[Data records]
----

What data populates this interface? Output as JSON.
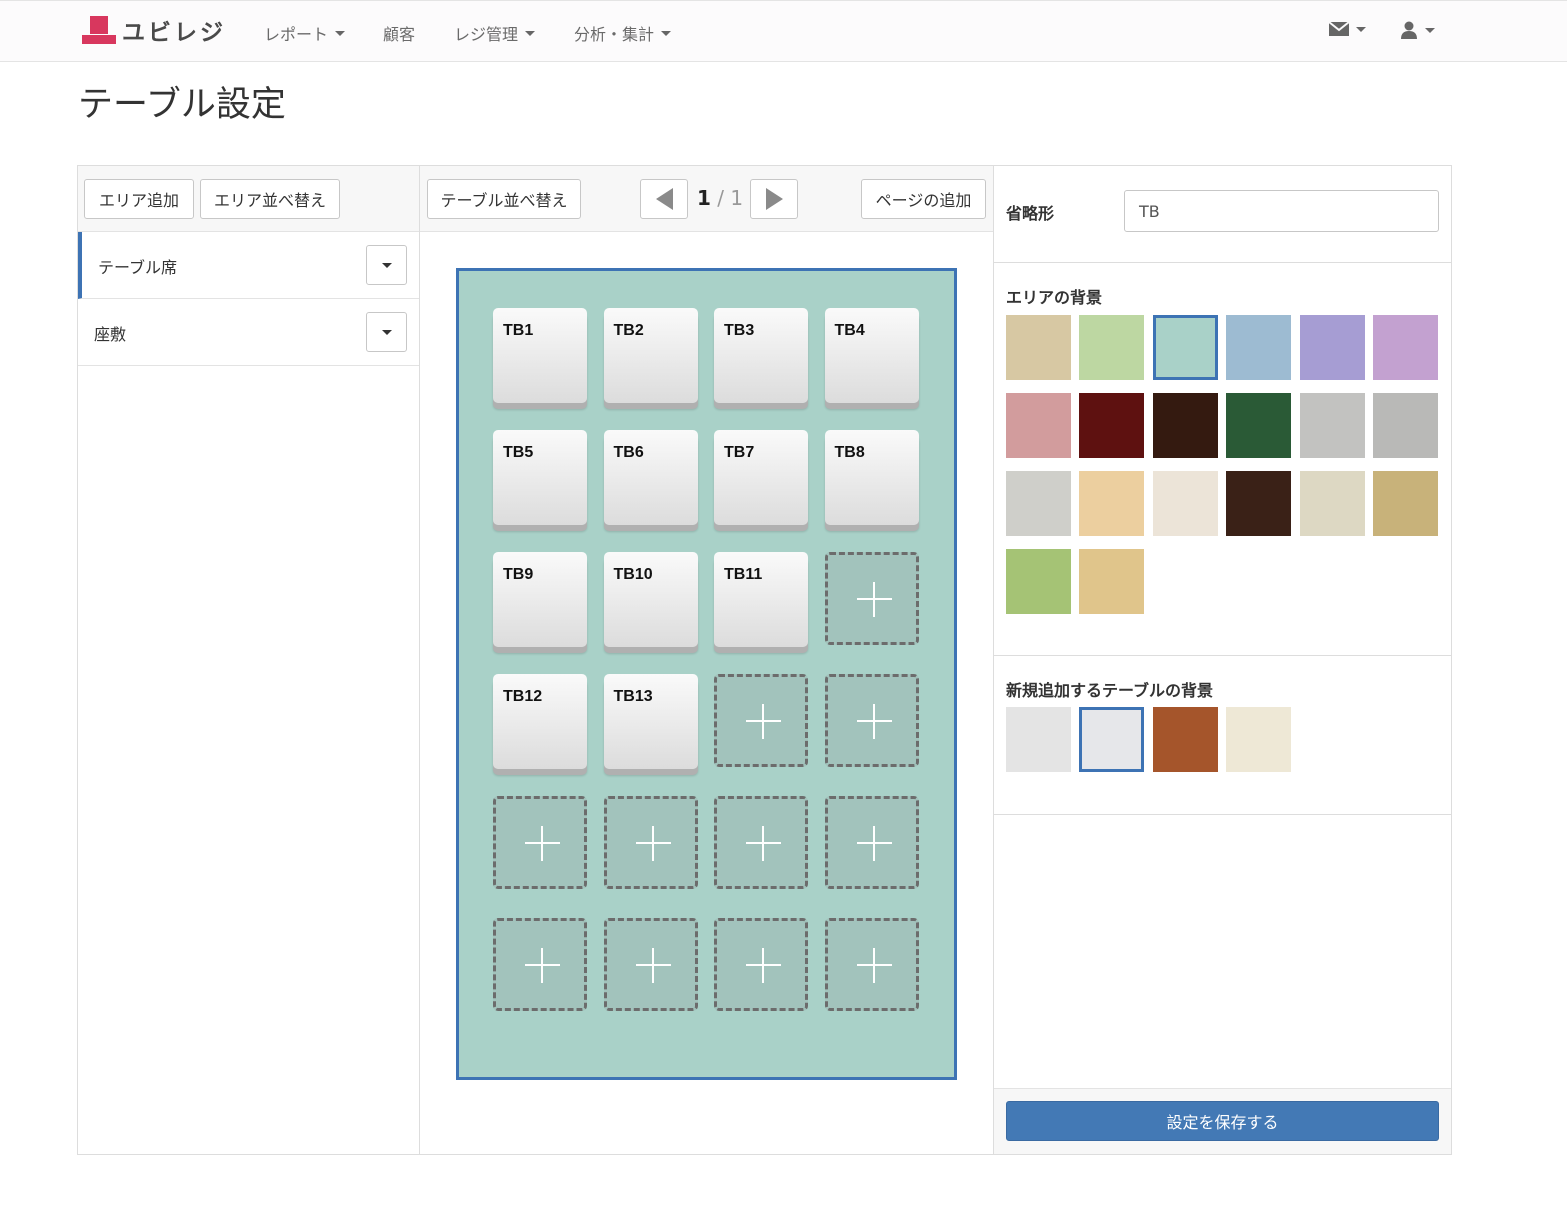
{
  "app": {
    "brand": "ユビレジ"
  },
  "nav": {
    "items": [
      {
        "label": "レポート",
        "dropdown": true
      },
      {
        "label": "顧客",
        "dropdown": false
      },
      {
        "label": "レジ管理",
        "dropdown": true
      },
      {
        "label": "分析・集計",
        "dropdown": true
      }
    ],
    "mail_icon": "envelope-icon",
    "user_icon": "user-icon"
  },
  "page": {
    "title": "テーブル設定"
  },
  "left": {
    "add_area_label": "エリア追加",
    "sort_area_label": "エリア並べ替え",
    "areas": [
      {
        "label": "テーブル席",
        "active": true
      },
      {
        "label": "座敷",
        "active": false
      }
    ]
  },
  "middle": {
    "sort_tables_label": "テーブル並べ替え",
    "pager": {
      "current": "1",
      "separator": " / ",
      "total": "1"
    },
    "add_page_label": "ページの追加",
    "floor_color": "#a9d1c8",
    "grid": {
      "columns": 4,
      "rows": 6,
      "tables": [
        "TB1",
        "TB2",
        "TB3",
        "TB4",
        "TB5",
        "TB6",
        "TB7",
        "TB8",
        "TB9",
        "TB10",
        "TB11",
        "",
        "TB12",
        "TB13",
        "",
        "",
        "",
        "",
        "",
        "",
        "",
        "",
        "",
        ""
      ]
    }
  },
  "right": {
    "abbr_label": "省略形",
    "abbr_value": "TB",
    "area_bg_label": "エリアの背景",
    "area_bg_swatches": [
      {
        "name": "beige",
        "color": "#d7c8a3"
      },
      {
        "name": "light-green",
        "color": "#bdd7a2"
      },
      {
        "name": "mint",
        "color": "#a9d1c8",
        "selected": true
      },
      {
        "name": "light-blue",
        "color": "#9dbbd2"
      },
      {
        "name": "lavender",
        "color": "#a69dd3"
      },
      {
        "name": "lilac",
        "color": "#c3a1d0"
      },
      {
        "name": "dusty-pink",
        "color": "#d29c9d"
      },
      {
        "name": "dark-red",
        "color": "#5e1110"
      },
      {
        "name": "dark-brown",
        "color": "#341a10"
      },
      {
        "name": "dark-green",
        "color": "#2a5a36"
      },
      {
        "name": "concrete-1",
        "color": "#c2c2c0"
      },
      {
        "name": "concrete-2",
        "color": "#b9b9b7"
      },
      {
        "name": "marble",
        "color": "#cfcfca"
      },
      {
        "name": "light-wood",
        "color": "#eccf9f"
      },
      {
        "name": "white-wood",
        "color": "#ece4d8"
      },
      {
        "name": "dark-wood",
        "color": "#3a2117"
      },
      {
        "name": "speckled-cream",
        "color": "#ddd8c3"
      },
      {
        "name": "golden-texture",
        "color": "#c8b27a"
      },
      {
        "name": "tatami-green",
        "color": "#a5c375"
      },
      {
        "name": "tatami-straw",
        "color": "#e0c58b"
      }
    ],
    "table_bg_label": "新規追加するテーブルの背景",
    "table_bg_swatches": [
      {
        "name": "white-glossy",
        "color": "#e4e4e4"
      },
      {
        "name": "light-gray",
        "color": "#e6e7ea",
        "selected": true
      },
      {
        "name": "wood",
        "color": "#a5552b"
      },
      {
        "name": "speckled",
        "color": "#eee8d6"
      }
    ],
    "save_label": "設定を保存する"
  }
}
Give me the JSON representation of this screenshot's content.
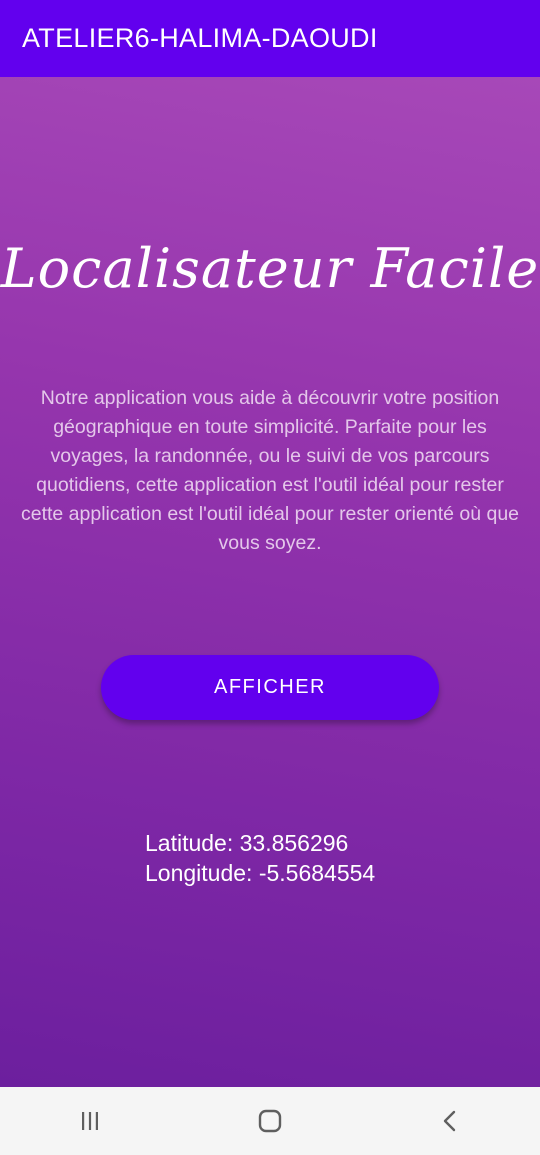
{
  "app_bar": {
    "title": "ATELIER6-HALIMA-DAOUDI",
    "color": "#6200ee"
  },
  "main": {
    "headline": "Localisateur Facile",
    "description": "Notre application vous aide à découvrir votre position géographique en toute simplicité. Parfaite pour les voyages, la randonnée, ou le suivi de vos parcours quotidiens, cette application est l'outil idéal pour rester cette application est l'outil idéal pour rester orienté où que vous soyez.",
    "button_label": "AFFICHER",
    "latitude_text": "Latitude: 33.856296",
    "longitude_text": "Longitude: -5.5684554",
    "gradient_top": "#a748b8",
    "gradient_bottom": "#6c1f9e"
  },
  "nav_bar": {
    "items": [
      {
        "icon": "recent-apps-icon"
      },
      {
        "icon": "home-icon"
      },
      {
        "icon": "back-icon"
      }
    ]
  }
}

----

_Objective_
Word for word, please, restate the lines of the listing from the one holding "Give me the" down to the last line, leaving out any pictures.

_Solution for this task_
Give me the JSON representation of this screenshot's content.
{
  "app_bar": {
    "title": "ATELIER6-HALIMA-DAOUDI",
    "color": "#6200ee"
  },
  "main": {
    "headline": "Localisateur Facile",
    "description": "Notre application vous aide à découvrir votre position géographique en toute simplicité. Parfaite pour les voyages, la randonnée, ou le suivi de vos parcours quotidiens, cette application est l'outil idéal pour rester cette application est l'outil idéal pour rester orienté où que vous soyez.",
    "button_label": "AFFICHER",
    "latitude_text": "Latitude: 33.856296",
    "longitude_text": "Longitude: -5.5684554",
    "gradient_top": "#a748b8",
    "gradient_bottom": "#6c1f9e"
  },
  "nav_bar": {
    "items": [
      {
        "icon": "recent-apps-icon"
      },
      {
        "icon": "home-icon"
      },
      {
        "icon": "back-icon"
      }
    ]
  }
}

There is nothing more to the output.